## RECORDS PROVIDED
--- Begin ---

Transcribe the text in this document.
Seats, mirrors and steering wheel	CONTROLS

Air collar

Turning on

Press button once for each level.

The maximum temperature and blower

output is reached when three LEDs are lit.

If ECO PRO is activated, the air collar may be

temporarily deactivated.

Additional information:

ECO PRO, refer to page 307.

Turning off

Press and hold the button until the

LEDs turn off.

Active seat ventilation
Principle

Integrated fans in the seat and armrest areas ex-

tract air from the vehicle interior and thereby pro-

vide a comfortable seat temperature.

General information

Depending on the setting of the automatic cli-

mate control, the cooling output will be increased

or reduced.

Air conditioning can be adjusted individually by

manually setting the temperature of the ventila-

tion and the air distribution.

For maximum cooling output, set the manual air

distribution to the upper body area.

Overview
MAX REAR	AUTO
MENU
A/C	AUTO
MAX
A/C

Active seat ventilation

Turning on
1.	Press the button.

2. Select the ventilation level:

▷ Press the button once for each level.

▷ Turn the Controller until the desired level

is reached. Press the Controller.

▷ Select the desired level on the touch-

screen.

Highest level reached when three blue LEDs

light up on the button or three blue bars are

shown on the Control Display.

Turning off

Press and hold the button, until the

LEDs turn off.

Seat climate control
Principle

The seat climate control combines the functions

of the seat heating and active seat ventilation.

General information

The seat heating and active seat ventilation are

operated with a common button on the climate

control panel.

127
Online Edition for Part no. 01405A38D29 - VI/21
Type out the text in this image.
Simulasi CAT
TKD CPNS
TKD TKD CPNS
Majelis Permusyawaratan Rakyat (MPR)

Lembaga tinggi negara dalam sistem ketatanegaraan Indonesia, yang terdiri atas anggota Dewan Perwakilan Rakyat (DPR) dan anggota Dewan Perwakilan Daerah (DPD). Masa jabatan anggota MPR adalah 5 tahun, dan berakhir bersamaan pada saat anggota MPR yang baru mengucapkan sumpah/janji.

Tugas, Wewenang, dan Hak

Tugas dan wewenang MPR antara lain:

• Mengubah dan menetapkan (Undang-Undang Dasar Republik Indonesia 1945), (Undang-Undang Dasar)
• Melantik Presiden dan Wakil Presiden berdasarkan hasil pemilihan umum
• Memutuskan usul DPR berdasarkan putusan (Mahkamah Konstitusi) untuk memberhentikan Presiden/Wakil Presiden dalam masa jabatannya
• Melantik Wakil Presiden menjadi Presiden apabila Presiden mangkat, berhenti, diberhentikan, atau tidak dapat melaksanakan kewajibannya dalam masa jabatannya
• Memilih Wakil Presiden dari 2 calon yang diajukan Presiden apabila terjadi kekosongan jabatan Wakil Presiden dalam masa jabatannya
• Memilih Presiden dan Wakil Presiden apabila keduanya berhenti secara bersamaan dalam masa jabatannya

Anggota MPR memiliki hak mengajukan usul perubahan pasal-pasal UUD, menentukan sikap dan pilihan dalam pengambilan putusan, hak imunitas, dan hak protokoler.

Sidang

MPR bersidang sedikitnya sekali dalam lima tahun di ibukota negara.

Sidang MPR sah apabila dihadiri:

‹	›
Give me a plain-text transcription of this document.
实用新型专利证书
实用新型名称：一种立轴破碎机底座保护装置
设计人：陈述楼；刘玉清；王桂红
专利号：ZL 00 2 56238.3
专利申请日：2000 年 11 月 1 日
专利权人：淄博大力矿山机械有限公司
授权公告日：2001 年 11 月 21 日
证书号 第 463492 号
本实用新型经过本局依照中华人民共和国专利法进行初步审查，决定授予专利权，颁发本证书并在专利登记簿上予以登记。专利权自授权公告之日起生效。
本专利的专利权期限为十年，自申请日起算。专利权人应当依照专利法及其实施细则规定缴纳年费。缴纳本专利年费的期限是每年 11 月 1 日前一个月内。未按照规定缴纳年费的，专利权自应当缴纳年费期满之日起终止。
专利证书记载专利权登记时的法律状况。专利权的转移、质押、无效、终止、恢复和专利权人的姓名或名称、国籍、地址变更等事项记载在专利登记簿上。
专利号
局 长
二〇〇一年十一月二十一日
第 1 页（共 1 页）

--- End ---

## TASK DESCRIPTION
Every entry above needs to be quoted exactly.

## RESULT OF THIS EXERCISE
Transcribe the text in this document.
Seats, mirrors and steering wheel	CONTROLS

Air collar

Turning on

Press button once for each level.

The maximum temperature and blower

output is reached when three LEDs are lit.

If ECO PRO is activated, the air collar may be

temporarily deactivated.

Additional information:

ECO PRO, refer to page 307.

Turning off

Press and hold the button until the

LEDs turn off.

Active seat ventilation
Principle

Integrated fans in the seat and armrest areas ex-

tract air from the vehicle interior and thereby pro-

vide a comfortable seat temperature.

General information

Depending on the setting of the automatic cli-

mate control, the cooling output will be increased

or reduced.

Air conditioning can be adjusted individually by

manually setting the temperature of the ventila-

tion and the air distribution.

For maximum cooling output, set the manual air

distribution to the upper body area.

Overview
MAX REAR	AUTO
MENU
A/C	AUTO
MAX
A/C

Active seat ventilation

Turning on
1.	Press the button.

2. Select the ventilation level:

▷ Press the button once for each level.

▷ Turn the Controller until the desired level

is reached. Press the Controller.

▷ Select the desired level on the touch-

screen.

Highest level reached when three blue LEDs

light up on the button or three blue bars are

shown on the Control Display.

Turning off

Press and hold the button, until the

LEDs turn off.

Seat climate control
Principle

The seat climate control combines the functions

of the seat heating and active seat ventilation.

General information

The seat heating and active seat ventilation are

operated with a common button on the climate

control panel.

127
Online Edition for Part no. 01405A38D29 - VI/21
Type out the text in this image.
Simulasi CAT
TKD CPNS
TKD TKD CPNS
Majelis Permusyawaratan Rakyat (MPR)

Lembaga tinggi negara dalam sistem ketatanegaraan Indonesia, yang terdiri atas anggota Dewan Perwakilan Rakyat (DPR) dan anggota Dewan Perwakilan Daerah (DPD). Masa jabatan anggota MPR adalah 5 tahun, dan berakhir bersamaan pada saat anggota MPR yang baru mengucapkan sumpah/janji.

Tugas, Wewenang, dan Hak

Tugas dan wewenang MPR antara lain:

• Mengubah dan menetapkan (Undang-Undang Dasar Republik Indonesia 1945), (Undang-Undang Dasar)
• Melantik Presiden dan Wakil Presiden berdasarkan hasil pemilihan umum
• Memutuskan usul DPR berdasarkan putusan (Mahkamah Konstitusi) untuk memberhentikan Presiden/Wakil Presiden dalam masa jabatannya
• Melantik Wakil Presiden menjadi Presiden apabila Presiden mangkat, berhenti, diberhentikan, atau tidak dapat melaksanakan kewajibannya dalam masa jabatannya
• Memilih Wakil Presiden dari 2 calon yang diajukan Presiden apabila terjadi kekosongan jabatan Wakil Presiden dalam masa jabatannya
• Memilih Presiden dan Wakil Presiden apabila keduanya berhenti secara bersamaan dalam masa jabatannya

Anggota MPR memiliki hak mengajukan usul perubahan pasal-pasal UUD, menentukan sikap dan pilihan dalam pengambilan putusan, hak imunitas, dan hak protokoler.

Sidang

MPR bersidang sedikitnya sekali dalam lima tahun di ibukota negara.

Sidang MPR sah apabila dihadiri:

‹	›
Give me a plain-text transcription of this document.
实用新型专利证书
实用新型名称：一种立轴破碎机底座保护装置
设计人：陈述楼；刘玉清；王桂红
专利号：ZL 00 2 56238.3
专利申请日：2000 年 11 月 1 日
专利权人：淄博大力矿山机械有限公司
授权公告日：2001 年 11 月 21 日
证书号 第 463492 号
本实用新型经过本局依照中华人民共和国专利法进行初步审查，决定授予专利权，颁发本证书并在专利登记簿上予以登记。专利权自授权公告之日起生效。
本专利的专利权期限为十年，自申请日起算。专利权人应当依照专利法及其实施细则规定缴纳年费。缴纳本专利年费的期限是每年 11 月 1 日前一个月内。未按照规定缴纳年费的，专利权自应当缴纳年费期满之日起终止。
专利证书记载专利权登记时的法律状况。专利权的转移、质押、无效、终止、恢复和专利权人的姓名或名称、国籍、地址变更等事项记载在专利登记簿上。
专利号
局 长
二〇〇一年十一月二十一日
第 1 页（共 1 页）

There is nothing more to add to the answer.